» **EXERCISE**
Which lines in the records below contain the word "Stocks"? Copy each of them.

::::

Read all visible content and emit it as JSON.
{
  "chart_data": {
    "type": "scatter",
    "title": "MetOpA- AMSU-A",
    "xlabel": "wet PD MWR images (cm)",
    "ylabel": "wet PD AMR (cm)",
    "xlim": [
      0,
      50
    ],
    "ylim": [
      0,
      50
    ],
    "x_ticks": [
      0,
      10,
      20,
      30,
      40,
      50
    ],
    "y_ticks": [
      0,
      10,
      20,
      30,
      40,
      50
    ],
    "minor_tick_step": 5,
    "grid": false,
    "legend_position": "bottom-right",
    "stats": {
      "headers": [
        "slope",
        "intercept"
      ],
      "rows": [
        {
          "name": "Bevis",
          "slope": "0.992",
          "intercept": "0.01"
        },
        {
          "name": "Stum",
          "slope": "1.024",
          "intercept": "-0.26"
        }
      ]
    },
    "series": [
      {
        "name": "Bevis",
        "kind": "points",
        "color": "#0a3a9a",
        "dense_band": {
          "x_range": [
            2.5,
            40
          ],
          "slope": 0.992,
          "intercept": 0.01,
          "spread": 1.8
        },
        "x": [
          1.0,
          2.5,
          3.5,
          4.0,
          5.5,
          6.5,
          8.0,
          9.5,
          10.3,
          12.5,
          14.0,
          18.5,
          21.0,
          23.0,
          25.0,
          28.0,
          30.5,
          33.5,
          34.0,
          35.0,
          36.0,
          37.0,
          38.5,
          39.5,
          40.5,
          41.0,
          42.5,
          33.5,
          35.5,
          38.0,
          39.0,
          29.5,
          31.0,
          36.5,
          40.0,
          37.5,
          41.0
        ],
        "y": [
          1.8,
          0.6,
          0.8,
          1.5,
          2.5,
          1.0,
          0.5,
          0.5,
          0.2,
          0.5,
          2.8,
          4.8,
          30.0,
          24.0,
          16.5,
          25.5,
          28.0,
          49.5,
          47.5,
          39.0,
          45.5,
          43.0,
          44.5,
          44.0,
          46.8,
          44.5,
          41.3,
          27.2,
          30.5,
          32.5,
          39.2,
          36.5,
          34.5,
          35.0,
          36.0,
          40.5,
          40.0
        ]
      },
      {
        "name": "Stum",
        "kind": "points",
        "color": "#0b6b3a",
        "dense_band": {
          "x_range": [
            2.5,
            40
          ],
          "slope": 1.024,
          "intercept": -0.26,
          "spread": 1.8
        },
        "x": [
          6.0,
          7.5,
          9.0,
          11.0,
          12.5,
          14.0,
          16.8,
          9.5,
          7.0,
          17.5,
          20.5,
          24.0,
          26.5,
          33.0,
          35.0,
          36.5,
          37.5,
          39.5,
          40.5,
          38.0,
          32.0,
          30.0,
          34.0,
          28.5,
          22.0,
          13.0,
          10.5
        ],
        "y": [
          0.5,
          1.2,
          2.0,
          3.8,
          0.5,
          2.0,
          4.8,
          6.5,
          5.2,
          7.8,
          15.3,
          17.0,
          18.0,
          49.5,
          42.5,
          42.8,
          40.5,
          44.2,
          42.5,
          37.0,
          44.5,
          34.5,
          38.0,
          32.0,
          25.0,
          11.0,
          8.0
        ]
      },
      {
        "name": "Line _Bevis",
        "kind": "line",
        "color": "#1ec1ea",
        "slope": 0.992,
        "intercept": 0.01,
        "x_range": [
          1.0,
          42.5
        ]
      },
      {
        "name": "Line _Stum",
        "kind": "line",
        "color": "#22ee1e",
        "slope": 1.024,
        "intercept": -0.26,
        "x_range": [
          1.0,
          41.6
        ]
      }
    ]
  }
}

::::

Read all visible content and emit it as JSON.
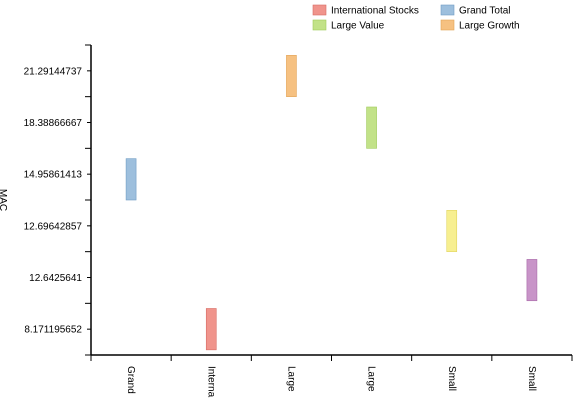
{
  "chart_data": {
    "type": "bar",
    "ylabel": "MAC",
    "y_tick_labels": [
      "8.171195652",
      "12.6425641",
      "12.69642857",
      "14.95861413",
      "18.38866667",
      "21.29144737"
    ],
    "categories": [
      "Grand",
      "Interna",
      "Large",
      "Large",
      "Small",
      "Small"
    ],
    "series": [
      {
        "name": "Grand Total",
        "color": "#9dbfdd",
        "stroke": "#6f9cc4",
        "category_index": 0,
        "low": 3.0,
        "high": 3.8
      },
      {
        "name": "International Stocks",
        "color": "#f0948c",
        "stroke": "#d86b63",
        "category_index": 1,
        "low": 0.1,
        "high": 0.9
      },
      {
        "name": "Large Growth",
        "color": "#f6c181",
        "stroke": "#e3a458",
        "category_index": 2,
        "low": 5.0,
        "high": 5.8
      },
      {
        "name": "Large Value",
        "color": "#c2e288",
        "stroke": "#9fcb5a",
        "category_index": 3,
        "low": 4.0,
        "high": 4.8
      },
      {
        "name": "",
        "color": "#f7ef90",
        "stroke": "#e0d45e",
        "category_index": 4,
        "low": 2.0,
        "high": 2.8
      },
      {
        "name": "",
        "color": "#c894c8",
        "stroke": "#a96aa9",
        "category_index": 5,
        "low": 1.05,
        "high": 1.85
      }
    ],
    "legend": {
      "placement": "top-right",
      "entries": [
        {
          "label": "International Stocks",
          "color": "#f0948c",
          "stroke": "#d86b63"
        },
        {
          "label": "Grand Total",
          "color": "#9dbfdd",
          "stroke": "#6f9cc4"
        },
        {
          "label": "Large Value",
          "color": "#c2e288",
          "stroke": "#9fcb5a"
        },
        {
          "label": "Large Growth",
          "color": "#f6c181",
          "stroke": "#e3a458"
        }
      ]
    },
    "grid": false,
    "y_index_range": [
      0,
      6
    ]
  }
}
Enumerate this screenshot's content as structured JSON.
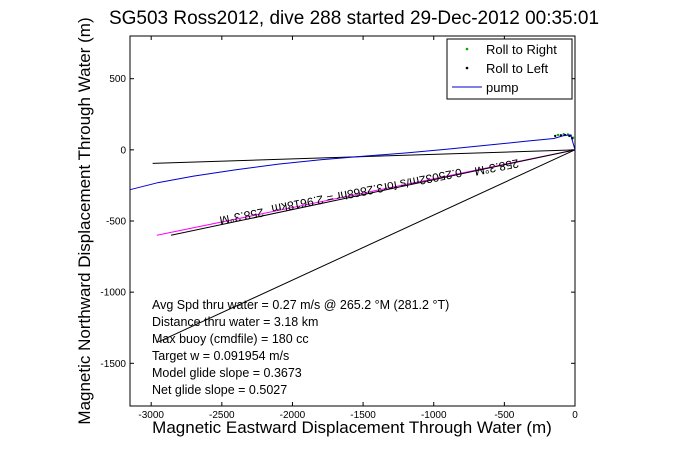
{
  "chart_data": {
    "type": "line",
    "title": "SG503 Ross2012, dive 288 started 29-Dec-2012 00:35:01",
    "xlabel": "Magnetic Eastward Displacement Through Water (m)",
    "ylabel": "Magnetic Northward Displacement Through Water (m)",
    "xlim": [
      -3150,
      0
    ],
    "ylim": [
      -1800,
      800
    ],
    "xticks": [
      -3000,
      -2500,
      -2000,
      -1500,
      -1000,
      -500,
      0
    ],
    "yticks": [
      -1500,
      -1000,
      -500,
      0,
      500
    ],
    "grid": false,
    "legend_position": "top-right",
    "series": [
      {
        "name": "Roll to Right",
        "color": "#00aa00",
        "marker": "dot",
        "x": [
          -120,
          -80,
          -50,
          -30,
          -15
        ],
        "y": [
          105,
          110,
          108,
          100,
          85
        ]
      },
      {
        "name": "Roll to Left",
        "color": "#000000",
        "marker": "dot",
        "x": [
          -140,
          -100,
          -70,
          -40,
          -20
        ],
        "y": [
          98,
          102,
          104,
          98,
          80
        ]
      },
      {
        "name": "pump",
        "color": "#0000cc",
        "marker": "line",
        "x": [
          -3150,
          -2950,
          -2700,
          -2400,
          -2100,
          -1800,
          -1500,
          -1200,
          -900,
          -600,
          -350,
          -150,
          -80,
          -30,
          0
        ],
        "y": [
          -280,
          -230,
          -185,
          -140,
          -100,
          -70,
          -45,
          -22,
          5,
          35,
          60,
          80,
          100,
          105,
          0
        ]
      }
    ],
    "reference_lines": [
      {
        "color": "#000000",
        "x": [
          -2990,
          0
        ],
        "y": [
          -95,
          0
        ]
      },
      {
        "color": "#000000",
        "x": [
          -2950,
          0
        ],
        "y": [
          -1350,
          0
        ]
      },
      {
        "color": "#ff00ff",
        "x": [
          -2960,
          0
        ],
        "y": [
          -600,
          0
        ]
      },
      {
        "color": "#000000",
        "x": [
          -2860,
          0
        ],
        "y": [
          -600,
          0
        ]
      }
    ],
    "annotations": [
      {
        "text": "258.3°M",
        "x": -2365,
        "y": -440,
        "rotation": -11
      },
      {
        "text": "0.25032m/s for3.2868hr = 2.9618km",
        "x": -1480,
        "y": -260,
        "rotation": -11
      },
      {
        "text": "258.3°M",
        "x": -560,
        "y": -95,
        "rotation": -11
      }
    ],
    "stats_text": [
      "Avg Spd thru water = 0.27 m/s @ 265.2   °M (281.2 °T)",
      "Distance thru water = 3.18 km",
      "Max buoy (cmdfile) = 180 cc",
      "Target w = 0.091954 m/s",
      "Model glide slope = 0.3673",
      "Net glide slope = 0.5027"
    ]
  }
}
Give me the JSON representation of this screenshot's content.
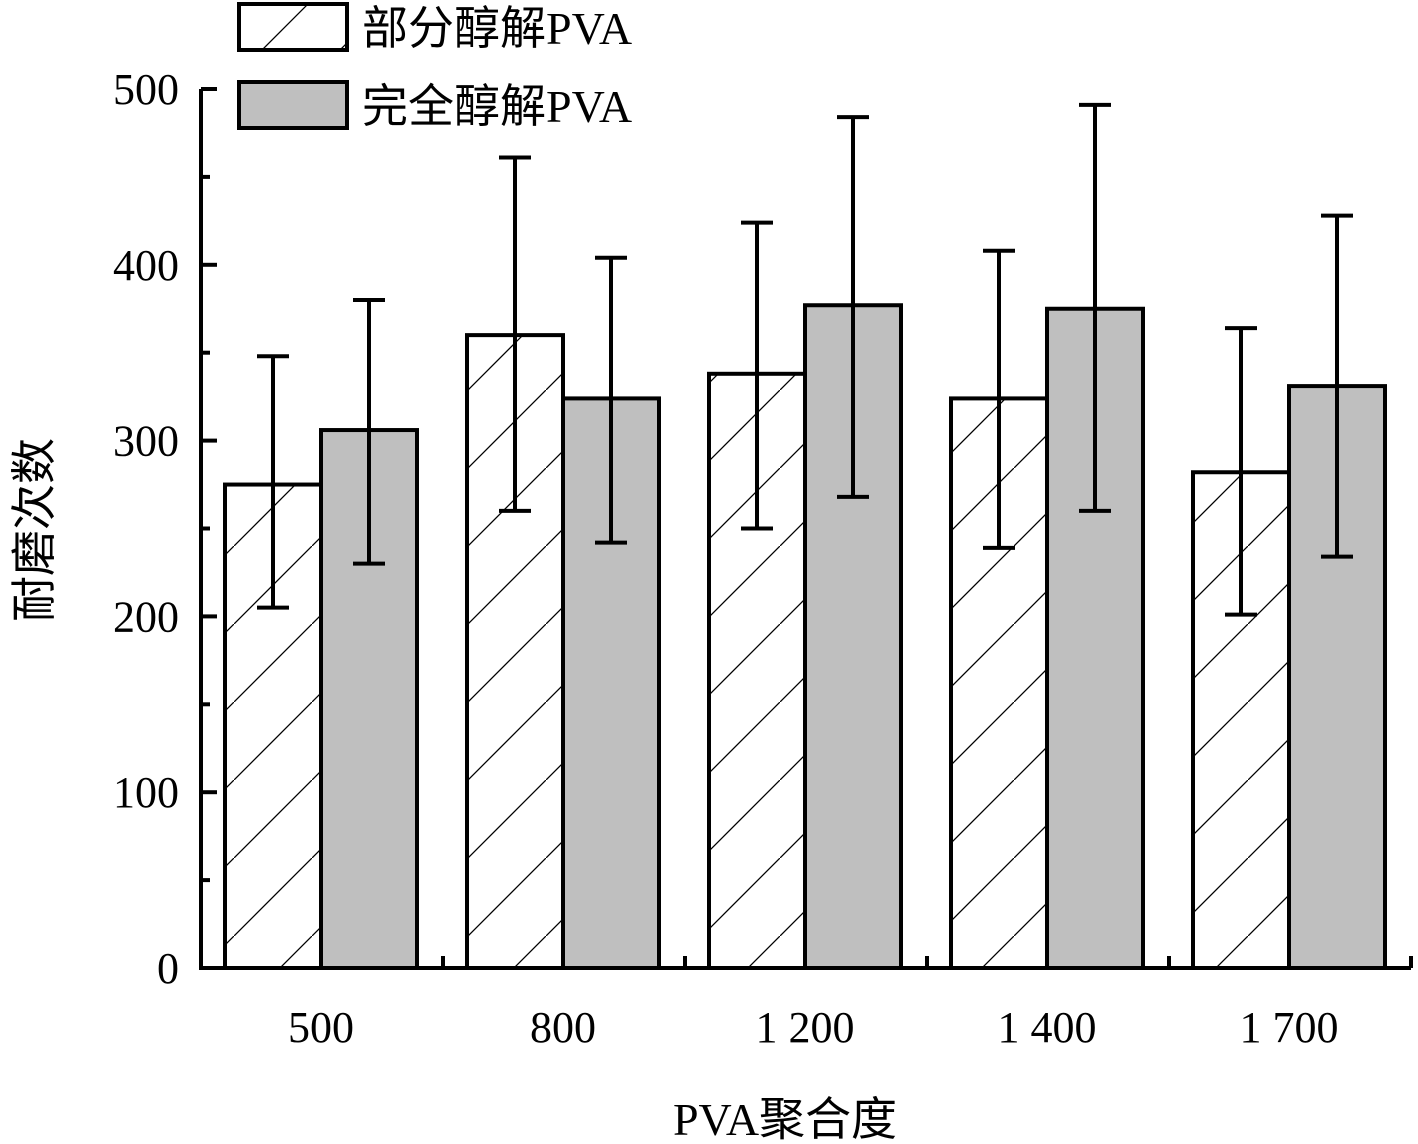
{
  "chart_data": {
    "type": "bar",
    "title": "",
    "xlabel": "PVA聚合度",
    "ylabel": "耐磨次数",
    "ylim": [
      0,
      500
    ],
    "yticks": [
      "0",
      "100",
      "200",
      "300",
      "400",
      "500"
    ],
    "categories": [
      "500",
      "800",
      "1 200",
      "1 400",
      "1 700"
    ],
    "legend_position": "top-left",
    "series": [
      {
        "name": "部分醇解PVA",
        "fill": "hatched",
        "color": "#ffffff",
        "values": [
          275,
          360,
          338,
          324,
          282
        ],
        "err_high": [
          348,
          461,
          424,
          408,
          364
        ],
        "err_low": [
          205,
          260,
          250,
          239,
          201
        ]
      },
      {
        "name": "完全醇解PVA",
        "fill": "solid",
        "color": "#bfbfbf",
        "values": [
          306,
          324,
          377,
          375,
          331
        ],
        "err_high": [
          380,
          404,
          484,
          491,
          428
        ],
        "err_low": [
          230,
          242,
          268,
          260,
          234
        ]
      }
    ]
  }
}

::::

» **TASK SOLUTION**
        "name": "International Stocks",
          "label": "International Stocks",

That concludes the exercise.